SHORT PROBLEM: Gather up all lines that carry the word "here".

Collection entries
_ _ _ _ _

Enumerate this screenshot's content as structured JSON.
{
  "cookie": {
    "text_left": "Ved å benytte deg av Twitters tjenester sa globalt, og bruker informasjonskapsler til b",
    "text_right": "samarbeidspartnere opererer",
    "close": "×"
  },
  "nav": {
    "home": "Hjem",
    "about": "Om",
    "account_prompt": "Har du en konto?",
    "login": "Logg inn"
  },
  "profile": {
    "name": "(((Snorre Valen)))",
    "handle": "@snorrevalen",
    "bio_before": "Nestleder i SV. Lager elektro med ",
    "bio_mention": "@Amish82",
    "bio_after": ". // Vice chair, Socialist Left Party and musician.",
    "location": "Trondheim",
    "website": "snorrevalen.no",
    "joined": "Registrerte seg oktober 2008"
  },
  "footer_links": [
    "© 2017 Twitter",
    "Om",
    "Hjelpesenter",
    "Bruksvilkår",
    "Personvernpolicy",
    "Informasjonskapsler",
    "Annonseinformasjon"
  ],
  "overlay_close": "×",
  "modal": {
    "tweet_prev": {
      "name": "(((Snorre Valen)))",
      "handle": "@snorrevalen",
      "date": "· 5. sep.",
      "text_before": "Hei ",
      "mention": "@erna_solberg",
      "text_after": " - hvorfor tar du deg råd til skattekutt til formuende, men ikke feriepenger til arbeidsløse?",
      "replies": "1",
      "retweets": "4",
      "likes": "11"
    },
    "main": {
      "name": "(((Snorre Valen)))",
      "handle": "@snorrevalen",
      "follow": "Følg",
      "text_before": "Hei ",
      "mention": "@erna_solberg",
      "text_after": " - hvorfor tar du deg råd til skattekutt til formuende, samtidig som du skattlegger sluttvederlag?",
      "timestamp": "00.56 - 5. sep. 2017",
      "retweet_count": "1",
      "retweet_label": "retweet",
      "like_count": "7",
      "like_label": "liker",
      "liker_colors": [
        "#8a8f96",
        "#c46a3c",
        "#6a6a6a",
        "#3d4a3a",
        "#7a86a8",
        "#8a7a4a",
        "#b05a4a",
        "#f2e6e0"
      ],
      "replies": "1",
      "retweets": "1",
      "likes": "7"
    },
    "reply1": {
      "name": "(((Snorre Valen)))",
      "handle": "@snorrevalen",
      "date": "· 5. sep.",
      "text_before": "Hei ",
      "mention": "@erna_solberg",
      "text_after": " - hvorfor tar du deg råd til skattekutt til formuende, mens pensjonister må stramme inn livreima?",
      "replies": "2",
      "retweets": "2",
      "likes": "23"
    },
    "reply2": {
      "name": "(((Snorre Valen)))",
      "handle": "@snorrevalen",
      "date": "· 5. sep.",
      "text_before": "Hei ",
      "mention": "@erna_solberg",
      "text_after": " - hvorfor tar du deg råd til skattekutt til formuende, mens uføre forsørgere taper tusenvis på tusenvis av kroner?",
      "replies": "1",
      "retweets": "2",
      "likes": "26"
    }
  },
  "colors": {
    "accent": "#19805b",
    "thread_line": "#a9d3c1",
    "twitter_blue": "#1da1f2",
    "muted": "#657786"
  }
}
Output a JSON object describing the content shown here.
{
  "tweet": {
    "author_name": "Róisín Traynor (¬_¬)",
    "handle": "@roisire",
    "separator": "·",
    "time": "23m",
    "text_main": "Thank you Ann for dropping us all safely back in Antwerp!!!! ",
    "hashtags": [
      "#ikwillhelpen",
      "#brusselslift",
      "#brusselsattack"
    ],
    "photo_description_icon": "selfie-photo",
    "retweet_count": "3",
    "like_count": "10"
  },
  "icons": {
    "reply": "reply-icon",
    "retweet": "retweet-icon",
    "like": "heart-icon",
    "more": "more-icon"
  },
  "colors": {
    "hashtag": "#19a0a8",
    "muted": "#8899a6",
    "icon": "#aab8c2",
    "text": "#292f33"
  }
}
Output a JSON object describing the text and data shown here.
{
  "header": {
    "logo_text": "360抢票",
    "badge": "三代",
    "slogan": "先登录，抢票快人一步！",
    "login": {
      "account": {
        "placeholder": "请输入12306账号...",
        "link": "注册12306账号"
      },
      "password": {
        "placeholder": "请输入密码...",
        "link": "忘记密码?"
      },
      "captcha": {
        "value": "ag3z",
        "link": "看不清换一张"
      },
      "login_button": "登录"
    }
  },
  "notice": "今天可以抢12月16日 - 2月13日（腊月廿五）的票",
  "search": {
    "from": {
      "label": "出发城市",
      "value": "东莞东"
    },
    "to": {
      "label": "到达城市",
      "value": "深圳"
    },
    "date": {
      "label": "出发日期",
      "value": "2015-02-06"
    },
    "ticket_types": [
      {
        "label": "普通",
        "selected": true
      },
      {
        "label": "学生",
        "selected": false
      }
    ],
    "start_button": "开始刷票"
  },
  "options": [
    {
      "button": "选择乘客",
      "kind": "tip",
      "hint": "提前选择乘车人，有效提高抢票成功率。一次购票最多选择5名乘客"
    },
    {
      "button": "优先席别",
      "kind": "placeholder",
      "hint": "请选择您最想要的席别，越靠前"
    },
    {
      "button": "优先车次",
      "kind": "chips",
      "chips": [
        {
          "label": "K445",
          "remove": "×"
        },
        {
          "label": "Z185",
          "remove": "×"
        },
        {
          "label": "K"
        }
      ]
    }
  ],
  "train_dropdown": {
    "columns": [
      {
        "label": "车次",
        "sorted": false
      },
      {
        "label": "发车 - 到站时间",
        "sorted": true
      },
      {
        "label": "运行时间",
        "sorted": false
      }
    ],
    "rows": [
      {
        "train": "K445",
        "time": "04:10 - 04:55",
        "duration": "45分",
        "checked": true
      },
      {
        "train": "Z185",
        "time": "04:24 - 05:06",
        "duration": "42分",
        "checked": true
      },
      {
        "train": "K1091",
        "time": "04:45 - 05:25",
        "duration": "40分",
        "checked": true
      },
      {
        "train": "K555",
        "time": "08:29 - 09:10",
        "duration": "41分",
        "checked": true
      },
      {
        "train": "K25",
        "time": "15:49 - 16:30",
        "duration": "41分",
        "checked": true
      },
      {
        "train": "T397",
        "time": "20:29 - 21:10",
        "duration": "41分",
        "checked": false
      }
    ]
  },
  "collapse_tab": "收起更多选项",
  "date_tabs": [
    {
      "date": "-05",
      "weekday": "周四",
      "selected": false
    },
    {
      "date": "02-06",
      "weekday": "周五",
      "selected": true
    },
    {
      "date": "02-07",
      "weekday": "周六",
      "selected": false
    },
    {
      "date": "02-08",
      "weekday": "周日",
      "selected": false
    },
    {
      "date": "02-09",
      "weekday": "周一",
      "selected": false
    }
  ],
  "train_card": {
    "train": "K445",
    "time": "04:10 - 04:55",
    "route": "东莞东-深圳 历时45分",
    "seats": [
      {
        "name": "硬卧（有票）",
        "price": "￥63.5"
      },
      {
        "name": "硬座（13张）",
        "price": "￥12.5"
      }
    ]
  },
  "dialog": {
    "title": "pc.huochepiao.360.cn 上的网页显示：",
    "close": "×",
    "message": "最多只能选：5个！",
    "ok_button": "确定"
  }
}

_ _ _ _ _

ANSWER TO THIS TASK:
Output a JSON object describing the content shown here.
Output a JSON object describing the text and data shown here.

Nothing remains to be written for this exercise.